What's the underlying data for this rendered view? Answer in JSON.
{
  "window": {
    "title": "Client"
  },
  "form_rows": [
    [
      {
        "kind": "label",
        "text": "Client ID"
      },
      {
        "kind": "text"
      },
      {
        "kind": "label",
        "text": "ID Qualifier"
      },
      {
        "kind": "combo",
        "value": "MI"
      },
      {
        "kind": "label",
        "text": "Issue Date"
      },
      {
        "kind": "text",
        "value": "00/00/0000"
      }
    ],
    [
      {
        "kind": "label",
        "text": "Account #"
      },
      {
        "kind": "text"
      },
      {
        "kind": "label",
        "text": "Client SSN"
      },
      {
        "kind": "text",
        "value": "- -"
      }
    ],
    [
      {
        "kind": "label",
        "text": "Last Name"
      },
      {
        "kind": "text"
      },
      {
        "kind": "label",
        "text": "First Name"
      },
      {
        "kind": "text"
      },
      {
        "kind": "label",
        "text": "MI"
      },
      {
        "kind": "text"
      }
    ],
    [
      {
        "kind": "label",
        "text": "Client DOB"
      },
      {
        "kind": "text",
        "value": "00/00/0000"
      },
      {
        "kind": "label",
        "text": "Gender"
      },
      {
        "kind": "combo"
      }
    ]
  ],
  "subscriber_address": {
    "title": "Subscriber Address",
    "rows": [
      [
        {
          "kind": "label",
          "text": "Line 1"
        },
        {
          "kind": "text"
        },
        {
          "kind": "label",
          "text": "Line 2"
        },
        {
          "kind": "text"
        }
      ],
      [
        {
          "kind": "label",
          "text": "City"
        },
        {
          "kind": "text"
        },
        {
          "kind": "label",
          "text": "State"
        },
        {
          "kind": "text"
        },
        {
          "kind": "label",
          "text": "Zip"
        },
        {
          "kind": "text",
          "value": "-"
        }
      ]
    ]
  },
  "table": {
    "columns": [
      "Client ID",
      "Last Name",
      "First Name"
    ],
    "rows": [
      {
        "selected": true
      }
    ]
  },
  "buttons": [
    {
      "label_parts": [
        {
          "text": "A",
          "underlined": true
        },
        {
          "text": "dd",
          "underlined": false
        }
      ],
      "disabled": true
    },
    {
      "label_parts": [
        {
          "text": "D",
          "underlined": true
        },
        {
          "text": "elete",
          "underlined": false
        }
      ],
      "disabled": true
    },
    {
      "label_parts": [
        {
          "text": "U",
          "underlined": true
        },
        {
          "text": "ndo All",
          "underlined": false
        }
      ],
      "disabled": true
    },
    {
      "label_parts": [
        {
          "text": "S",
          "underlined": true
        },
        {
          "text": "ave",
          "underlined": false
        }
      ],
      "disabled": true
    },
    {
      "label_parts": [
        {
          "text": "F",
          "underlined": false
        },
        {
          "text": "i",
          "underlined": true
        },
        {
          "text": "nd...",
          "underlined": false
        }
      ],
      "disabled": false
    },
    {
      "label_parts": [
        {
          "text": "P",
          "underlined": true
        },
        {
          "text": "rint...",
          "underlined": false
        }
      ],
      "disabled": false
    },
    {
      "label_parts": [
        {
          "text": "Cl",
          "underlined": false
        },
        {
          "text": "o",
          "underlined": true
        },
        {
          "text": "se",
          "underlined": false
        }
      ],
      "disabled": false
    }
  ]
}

****************************************

**What is asked:**
Print every entry exactly as it appears.

**The solution:**
What's the underlying data for this rendered view? Answer in JSON.
{
  "window": {
    "title": "Client"
  },
  "form_rows": [
    [
      {
        "kind": "label",
        "text": "Client ID"
      },
      {
        "kind": "text"
      },
      {
        "kind": "label",
        "text": "ID Qualifier"
      },
      {
        "kind": "combo",
        "value": "MI"
      },
      {
        "kind": "label",
        "text": "Issue Date"
      },
      {
        "kind": "text",
        "value": "00/00/0000"
      }
    ],
    [
      {
        "kind": "label",
        "text": "Account #"
      },
      {
        "kind": "text"
      },
      {
        "kind": "label",
        "text": "Client SSN"
      },
      {
        "kind": "text",
        "value": "- -"
      }
    ],
    [
      {
        "kind": "label",
        "text": "Last Name"
      },
      {
        "kind": "text"
      },
      {
        "kind": "label",
        "text": "First Name"
      },
      {
        "kind": "text"
      },
      {
        "kind": "label",
        "text": "MI"
      },
      {
        "kind": "text"
      }
    ],
    [
      {
        "kind": "label",
        "text": "Client DOB"
      },
      {
        "kind": "text",
        "value": "00/00/0000"
      },
      {
        "kind": "label",
        "text": "Gender"
      },
      {
        "kind": "combo"
      }
    ]
  ],
  "subscriber_address": {
    "title": "Subscriber Address",
    "rows": [
      [
        {
          "kind": "label",
          "text": "Line 1"
        },
        {
          "kind": "text"
        },
        {
          "kind": "label",
          "text": "Line 2"
        },
        {
          "kind": "text"
        }
      ],
      [
        {
          "kind": "label",
          "text": "City"
        },
        {
          "kind": "text"
        },
        {
          "kind": "label",
          "text": "State"
        },
        {
          "kind": "text"
        },
        {
          "kind": "label",
          "text": "Zip"
        },
        {
          "kind": "text",
          "value": "-"
        }
      ]
    ]
  },
  "table": {
    "columns": [
      "Client ID",
      "Last Name",
      "First Name"
    ],
    "rows": [
      {
        "selected": true
      }
    ]
  },
  "buttons": [
    {
      "label_parts": [
        {
          "text": "A",
          "underlined": true
        },
        {
          "text": "dd",
          "underlined": false
        }
      ],
      "disabled": true
    },
    {
      "label_parts": [
        {
          "text": "D",
          "underlined": true
        },
        {
          "text": "elete",
          "underlined": false
        }
      ],
      "disabled": true
    },
    {
      "label_parts": [
        {
          "text": "U",
          "underlined": true
        },
        {
          "text": "ndo All",
          "underlined": false
        }
      ],
      "disabled": true
    },
    {
      "label_parts": [
        {
          "text": "S",
          "underlined": true
        },
        {
          "text": "ave",
          "underlined": false
        }
      ],
      "disabled": true
    },
    {
      "label_parts": [
        {
          "text": "F",
          "underlined": false
        },
        {
          "text": "i",
          "underlined": true
        },
        {
          "text": "nd...",
          "underlined": false
        }
      ],
      "disabled": false
    },
    {
      "label_parts": [
        {
          "text": "P",
          "underlined": true
        },
        {
          "text": "rint...",
          "underlined": false
        }
      ],
      "disabled": false
    },
    {
      "label_parts": [
        {
          "text": "Cl",
          "underlined": false
        },
        {
          "text": "o",
          "underlined": true
        },
        {
          "text": "se",
          "underlined": false
        }
      ],
      "disabled": false
    }
  ]
}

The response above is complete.